• [Task prompt]:
Arrange every line of the rows below as a Markdown table with the columns "No." and "Line," numbering each line and omitting blank lines.

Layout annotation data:
◆ ◆ ◆ ◆

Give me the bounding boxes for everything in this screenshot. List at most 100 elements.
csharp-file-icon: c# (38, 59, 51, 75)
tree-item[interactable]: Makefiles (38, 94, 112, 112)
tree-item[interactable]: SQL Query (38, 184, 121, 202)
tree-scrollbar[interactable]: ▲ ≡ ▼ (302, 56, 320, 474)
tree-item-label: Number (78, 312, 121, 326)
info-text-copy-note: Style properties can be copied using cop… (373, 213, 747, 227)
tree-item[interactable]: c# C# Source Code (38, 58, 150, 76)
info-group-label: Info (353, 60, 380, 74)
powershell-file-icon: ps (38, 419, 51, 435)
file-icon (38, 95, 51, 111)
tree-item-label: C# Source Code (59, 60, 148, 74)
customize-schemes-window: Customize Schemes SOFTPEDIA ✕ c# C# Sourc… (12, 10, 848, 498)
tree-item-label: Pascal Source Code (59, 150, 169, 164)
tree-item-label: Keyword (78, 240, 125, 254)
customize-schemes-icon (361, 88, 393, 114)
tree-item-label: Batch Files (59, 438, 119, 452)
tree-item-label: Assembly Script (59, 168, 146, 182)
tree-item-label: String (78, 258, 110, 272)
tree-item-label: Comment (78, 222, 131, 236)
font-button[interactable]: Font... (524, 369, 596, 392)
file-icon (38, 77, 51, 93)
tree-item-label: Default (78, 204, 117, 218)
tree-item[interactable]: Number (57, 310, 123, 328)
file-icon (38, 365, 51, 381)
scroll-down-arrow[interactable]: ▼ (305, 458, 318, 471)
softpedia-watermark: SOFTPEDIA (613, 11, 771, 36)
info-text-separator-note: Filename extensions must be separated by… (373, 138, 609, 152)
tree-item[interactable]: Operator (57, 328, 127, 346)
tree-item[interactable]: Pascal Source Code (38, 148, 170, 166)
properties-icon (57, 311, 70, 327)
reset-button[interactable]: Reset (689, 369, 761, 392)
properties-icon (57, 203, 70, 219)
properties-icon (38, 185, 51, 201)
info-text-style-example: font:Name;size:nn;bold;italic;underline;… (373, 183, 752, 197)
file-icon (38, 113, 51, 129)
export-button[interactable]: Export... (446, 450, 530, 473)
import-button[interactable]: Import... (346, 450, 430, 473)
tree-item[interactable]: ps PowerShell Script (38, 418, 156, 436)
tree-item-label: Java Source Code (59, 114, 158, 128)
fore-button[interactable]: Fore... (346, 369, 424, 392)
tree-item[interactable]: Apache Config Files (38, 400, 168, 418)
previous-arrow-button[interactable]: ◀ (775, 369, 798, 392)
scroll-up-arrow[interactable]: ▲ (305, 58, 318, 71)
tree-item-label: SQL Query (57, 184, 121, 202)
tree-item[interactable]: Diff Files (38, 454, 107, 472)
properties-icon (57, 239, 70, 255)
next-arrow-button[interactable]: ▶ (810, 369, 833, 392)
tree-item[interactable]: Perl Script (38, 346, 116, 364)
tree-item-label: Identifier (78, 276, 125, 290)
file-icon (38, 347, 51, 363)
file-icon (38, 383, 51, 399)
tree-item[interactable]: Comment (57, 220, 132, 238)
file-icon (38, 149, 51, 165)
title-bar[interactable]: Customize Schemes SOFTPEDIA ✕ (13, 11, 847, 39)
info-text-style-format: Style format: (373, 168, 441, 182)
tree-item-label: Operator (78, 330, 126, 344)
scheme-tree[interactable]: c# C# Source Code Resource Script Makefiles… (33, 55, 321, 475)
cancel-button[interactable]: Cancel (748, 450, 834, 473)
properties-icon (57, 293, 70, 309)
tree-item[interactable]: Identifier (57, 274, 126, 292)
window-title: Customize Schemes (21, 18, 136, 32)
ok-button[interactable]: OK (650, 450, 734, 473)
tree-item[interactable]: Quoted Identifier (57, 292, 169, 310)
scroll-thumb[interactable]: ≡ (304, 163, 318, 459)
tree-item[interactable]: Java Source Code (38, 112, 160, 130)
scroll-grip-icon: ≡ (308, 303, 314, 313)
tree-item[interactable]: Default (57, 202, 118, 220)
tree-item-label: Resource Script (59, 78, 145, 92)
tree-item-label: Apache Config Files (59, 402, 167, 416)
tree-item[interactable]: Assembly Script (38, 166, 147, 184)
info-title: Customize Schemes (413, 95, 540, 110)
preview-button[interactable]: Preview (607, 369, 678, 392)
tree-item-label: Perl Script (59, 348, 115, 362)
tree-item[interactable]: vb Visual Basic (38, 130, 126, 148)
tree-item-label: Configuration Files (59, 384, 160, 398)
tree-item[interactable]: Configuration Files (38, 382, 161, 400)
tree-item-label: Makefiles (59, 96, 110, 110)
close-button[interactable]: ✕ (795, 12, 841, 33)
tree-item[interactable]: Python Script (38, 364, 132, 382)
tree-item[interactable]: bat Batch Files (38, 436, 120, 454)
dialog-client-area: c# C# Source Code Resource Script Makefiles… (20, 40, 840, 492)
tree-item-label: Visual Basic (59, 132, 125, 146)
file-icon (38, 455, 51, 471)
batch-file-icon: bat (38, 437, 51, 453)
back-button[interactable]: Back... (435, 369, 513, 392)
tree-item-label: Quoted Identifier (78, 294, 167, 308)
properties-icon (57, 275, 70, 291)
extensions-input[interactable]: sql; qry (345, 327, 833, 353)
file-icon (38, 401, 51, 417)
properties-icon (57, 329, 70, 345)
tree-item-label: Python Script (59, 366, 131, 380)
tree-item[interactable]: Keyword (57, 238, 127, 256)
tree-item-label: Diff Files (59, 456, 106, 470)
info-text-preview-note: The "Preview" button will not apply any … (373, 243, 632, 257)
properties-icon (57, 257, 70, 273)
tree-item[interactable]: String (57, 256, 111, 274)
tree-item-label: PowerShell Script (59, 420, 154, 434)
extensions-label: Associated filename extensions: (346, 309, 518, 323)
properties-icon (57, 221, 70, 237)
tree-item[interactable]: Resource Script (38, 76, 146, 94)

◆ ◆ ◆ ◆

• [The solution]:
| No. | Line |
|---|---|
| 1 | Give me the bounding boxes for everything in this screenshot. List at most 100 elements. |
| 2 | csharp-file-icon: c# (38, 59, 51, 75) |
| 3 | tree-item[interactable]: Makefiles (38, 94, 112, 112) |
| 4 | tree-item[interactable]: SQL Query (38, 184, 121, 202) |
| 5 | tree-scrollbar[interactable]: ▲ ≡ ▼ (302, 56, 320, 474) |
| 6 | tree-item-label: Number (78, 312, 121, 326) |
| 7 | info-text-copy-note: Style properties can be copied using cop… (373, 213, 747, 227) |
| 8 | tree-item[interactable]: c# C# Source Code (38, 58, 150, 76) |
| 9 | info-group-label: Info (353, 60, 380, 74) |
| 10 | powershell-file-icon: ps (38, 419, 51, 435) |
| 11 | file-icon (38, 95, 51, 111) |
| 12 | tree-item-label: C# Source Code (59, 60, 148, 74) |
| 13 | customize-schemes-window: Customize Schemes SOFTPEDIA ✕ c# C# Sourc… (12, 10, 848, 498) |
| 14 | tree-item-label: Pascal Source Code (59, 150, 169, 164) |
| 15 | tree-item-label: Keyword (78, 240, 125, 254) |
| 16 | customize-schemes-icon (361, 88, 393, 114) |
| 17 | tree-item-label: Batch Files (59, 438, 119, 452) |
| 18 | tree-item-label: Assembly Script (59, 168, 146, 182) |
| 19 | tree-item-label: String (78, 258, 110, 272) |
| 20 | tree-item-label: Comment (78, 222, 131, 236) |
| 21 | font-button[interactable]: Font... (524, 369, 596, 392) |
| 22 | file-icon (38, 77, 51, 93) |
| 23 | tree-item-label: Default (78, 204, 117, 218) |
| 24 | tree-item[interactable]: Number (57, 310, 123, 328) |
| 25 | file-icon (38, 365, 51, 381) |
| 26 | scroll-down-arrow[interactable]: ▼ (305, 458, 318, 471) |
| 27 | softpedia-watermark: SOFTPEDIA (613, 11, 771, 36) |
| 28 | info-text-separator-note: Filename extensions must be separated by… (373, 138, 609, 152) |
| 29 | tree-item[interactable]: Operator (57, 328, 127, 346) |
| 30 | tree-item[interactable]: Pascal Source Code (38, 148, 170, 166) |
| 31 | properties-icon (57, 311, 70, 327) |
| 32 | reset-button[interactable]: Reset (689, 369, 761, 392) |
| 33 | properties-icon (57, 203, 70, 219) |
| 34 | properties-icon (38, 185, 51, 201) |
| 35 | info-text-style-example: font:Name;size:nn;bold;italic;underline;… (373, 183, 752, 197) |
| 36 | file-icon (38, 113, 51, 129) |
| 37 | export-button[interactable]: Export... (446, 450, 530, 473) |
| 38 | import-button[interactable]: Import... (346, 450, 430, 473) |
| 39 | tree-item[interactable]: ps PowerShell Script (38, 418, 156, 436) |
| 40 | tree-item-label: Java Source Code (59, 114, 158, 128) |
| 41 | fore-button[interactable]: Fore... (346, 369, 424, 392) |
| 42 | tree-item[interactable]: Apache Config Files (38, 400, 168, 418) |
| 43 | previous-arrow-button[interactable]: ◀ (775, 369, 798, 392) |
| 44 | scroll-up-arrow[interactable]: ▲ (305, 58, 318, 71) |
| 45 | tree-item-label: SQL Query (57, 184, 121, 202) |
| 46 | tree-item[interactable]: Diff Files (38, 454, 107, 472) |
| 47 | properties-icon (57, 239, 70, 255) |
| 48 | next-arrow-button[interactable]: ▶ (810, 369, 833, 392) |
| 49 | tree-item[interactable]: Perl Script (38, 346, 116, 364) |
| 50 | tree-item-label: Identifier (78, 276, 125, 290) |
| 51 | file-icon (38, 347, 51, 363) |
| 52 | file-icon (38, 383, 51, 399) |
| 53 | tree-item[interactable]: Comment (57, 220, 132, 238) |
| 54 | file-icon (38, 149, 51, 165) |
| 55 | title-bar[interactable]: Customize Schemes SOFTPEDIA ✕ (13, 11, 847, 39) |
| 56 | info-text-style-format: Style format: (373, 168, 441, 182) |
| 57 | tree-item-label: Operator (78, 330, 126, 344) |
| 58 | scheme-tree[interactable]: c# C# Source Code Resource Script Makefiles… (33, 55, 321, 475) |
| 59 | cancel-button[interactable]: Cancel (748, 450, 834, 473) |
| 60 | properties-icon (57, 293, 70, 309) |
| 61 | tree-item[interactable]: Identifier (57, 274, 126, 292) |
| 62 | window-title: Customize Schemes (21, 18, 136, 32) |
| 63 | ok-button[interactable]: OK (650, 450, 734, 473) |
| 64 | tree-item[interactable]: Quoted Identifier (57, 292, 169, 310) |
| 65 | scroll-thumb[interactable]: ≡ (304, 163, 318, 459) |
| 66 | tree-item[interactable]: Java Source Code (38, 112, 160, 130) |
| 67 | scroll-grip-icon: ≡ (308, 303, 314, 313) |
| 68 | tree-item[interactable]: Default (57, 202, 118, 220) |
| 69 | tree-item-label: Resource Script (59, 78, 145, 92) |
| 70 | tree-item-label: Apache Config Files (59, 402, 167, 416) |
| 71 | tree-item[interactable]: Assembly Script (38, 166, 147, 184) |
| 72 | info-title: Customize Schemes (413, 95, 540, 110) |
| 73 | preview-button[interactable]: Preview (607, 369, 678, 392) |
| 74 | tree-item-label: Perl Script (59, 348, 115, 362) |
| 75 | tree-item[interactable]: vb Visual Basic (38, 130, 126, 148) |
| 76 | tree-item-label: Configuration Files (59, 384, 160, 398) |
| 77 | tree-item[interactable]: Configuration Files (38, 382, 161, 400) |
| 78 | tree-item-label: Makefiles (59, 96, 110, 110) |
| 79 | close-button[interactable]: ✕ (795, 12, 841, 33) |
| 80 | tree-item[interactable]: Python Script (38, 364, 132, 382) |
| 81 | tree-item[interactable]: bat Batch Files (38, 436, 120, 454) |
| 82 | dialog-client-area: c# C# Source Code Resource Script Makefiles… (20, 40, 840, 492) |
| 83 | tree-item-label: Visual Basic (59, 132, 125, 146) |
| 84 | file-icon (38, 455, 51, 471) |
| 85 | batch-file-icon: bat (38, 437, 51, 453) |
| 86 | back-button[interactable]: Back... (435, 369, 513, 392) |
| 87 | tree-item-label: Quoted Identifier (78, 294, 167, 308) |
| 88 | properties-icon (57, 275, 70, 291) |
| 89 | extensions-input[interactable]: sql; qry (345, 327, 833, 353) |
| 90 | file-icon (38, 401, 51, 417) |
| 91 | properties-icon (57, 329, 70, 345) |
| 92 | tree-item-label: Python Script (59, 366, 131, 380) |
| 93 | tree-item[interactable]: Keyword (57, 238, 127, 256) |
| 94 | tree-item-label: Diff Files (59, 456, 106, 470) |
| 95 | info-text-preview-note: The "Preview" button will not apply any … (373, 243, 632, 257) |
| 96 | properties-icon (57, 257, 70, 273) |
| 97 | tree-item[interactable]: String (57, 256, 111, 274) |
| 98 | tree-item-label: PowerShell Script (59, 420, 154, 434) |
| 99 | extensions-label: Associated filename extensions: (346, 309, 518, 323) |
| 100 | properties-icon (57, 221, 70, 237) |
| 101 | tree-item[interactable]: Resource Script (38, 76, 146, 94) |